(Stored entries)
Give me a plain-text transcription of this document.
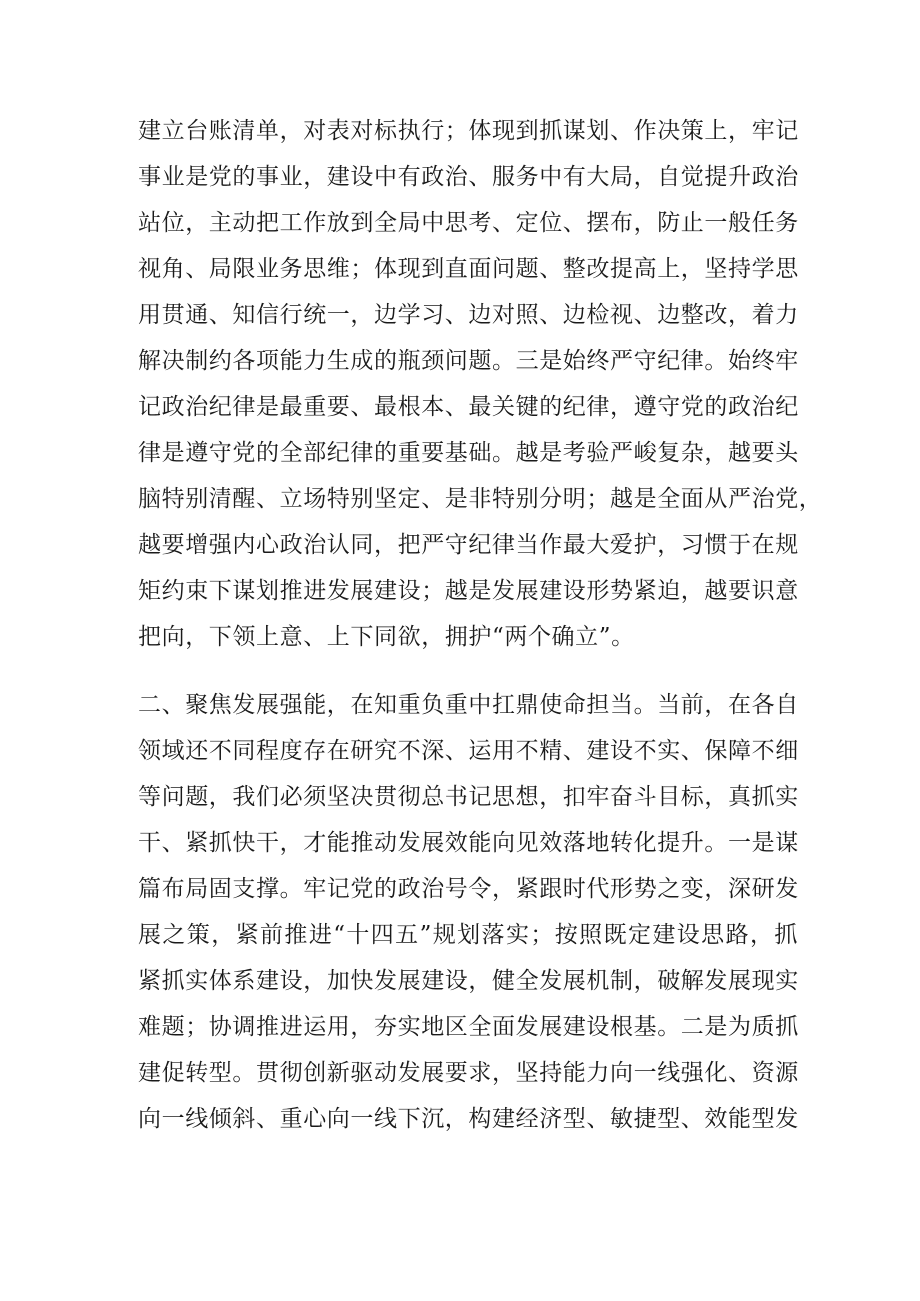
建立台账清单，对表对标执行；体现到抓谋划、作决策上，牢记
事业是党的事业，建设中有政治、服务中有大局，自觉提升政治
站位，主动把工作放到全局中思考、定位、摆布，防止一般任务
视角、局限业务思维；体现到直面问题、整改提高上，坚持学思
用贯通、知信行统一，边学习、边对照、边检视、边整改，着力
解决制约各项能力生成的瓶颈问题。三是始终严守纪律。始终牢
记政治纪律是最重要、最根本、最关键的纪律，遵守党的政治纪
律是遵守党的全部纪律的重要基础。越是考验严峻复杂，越要头
脑特别清醒、立场特别坚定、是非特别分明；越是全面从严治党，
越要增强内心政治认同，把严守纪律当作最大爱护，习惯于在规
矩约束下谋划推进发展建设；越是发展建设形势紧迫，越要识意
把向，下领上意、上下同欲，拥护“两个确立”。
二、聚焦发展强能，在知重负重中扛鼎使命担当。当前，在各自
领域还不同程度存在研究不深、运用不精、建设不实、保障不细
等问题，我们必须坚决贯彻总书记思想，扣牢奋斗目标，真抓实
干、紧抓快干，才能推动发展效能向见效落地转化提升。一是谋
篇布局固支撑。牢记党的政治号令，紧跟时代形势之变，深研发
展之策，紧前推进“十四五”规划落实；按照既定建设思路，抓
紧抓实体系建设，加快发展建设，健全发展机制，破解发展现实
难题；协调推进运用，夯实地区全面发展建设根基。二是为质抓
建促转型。贯彻创新驱动发展要求，坚持能力向一线强化、资源
向一线倾斜、重心向一线下沉，构建经济型、敏捷型、效能型发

• **What to produce**:
Write out the material above once more, exactly as it reads, with no pictures.

• **Solution to this exercise**:
Give me a plain-text transcription of this document.
建立台账清单，对表对标执行；体现到抓谋划、作决策上，牢记
事业是党的事业，建设中有政治、服务中有大局，自觉提升政治
站位，主动把工作放到全局中思考、定位、摆布，防止一般任务
视角、局限业务思维；体现到直面问题、整改提高上，坚持学思
用贯通、知信行统一，边学习、边对照、边检视、边整改，着力
解决制约各项能力生成的瓶颈问题。三是始终严守纪律。始终牢
记政治纪律是最重要、最根本、最关键的纪律，遵守党的政治纪
律是遵守党的全部纪律的重要基础。越是考验严峻复杂，越要头
脑特别清醒、立场特别坚定、是非特别分明；越是全面从严治党，
越要增强内心政治认同，把严守纪律当作最大爱护，习惯于在规
矩约束下谋划推进发展建设；越是发展建设形势紧迫，越要识意
把向，下领上意、上下同欲，拥护“两个确立”。
二、聚焦发展强能，在知重负重中扛鼎使命担当。当前，在各自
领域还不同程度存在研究不深、运用不精、建设不实、保障不细
等问题，我们必须坚决贯彻总书记思想，扣牢奋斗目标，真抓实
干、紧抓快干，才能推动发展效能向见效落地转化提升。一是谋
篇布局固支撑。牢记党的政治号令，紧跟时代形势之变，深研发
展之策，紧前推进“十四五”规划落实；按照既定建设思路，抓
紧抓实体系建设，加快发展建设，健全发展机制，破解发展现实
难题；协调推进运用，夯实地区全面发展建设根基。二是为质抓
建促转型。贯彻创新驱动发展要求，坚持能力向一线强化、资源
向一线倾斜、重心向一线下沉，构建经济型、敏捷型、效能型发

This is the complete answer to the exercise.